» **Exercise**
Output all records precisely as written.

» **Given data**
────────────────────
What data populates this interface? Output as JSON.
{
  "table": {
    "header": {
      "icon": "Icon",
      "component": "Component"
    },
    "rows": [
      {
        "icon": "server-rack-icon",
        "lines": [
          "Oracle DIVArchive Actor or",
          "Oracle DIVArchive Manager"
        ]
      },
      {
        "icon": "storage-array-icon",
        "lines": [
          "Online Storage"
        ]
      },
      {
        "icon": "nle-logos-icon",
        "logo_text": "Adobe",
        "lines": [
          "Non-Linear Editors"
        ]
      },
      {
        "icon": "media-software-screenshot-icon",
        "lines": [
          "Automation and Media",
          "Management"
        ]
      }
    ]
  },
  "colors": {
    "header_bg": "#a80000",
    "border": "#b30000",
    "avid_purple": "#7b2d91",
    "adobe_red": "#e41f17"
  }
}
────────────────────
» **Exercise solution**
What data populates this interface? Output as JSON.
{
  "table": {
    "header": {
      "icon": "Icon",
      "component": "Component"
    },
    "rows": [
      {
        "icon": "server-rack-icon",
        "lines": [
          "Oracle DIVArchive Actor or",
          "Oracle DIVArchive Manager"
        ]
      },
      {
        "icon": "storage-array-icon",
        "lines": [
          "Online Storage"
        ]
      },
      {
        "icon": "nle-logos-icon",
        "logo_text": "Adobe",
        "lines": [
          "Non-Linear Editors"
        ]
      },
      {
        "icon": "media-software-screenshot-icon",
        "lines": [
          "Automation and Media",
          "Management"
        ]
      }
    ]
  },
  "colors": {
    "header_bg": "#a80000",
    "border": "#b30000",
    "avid_purple": "#7b2d91",
    "adobe_red": "#e41f17"
  }
}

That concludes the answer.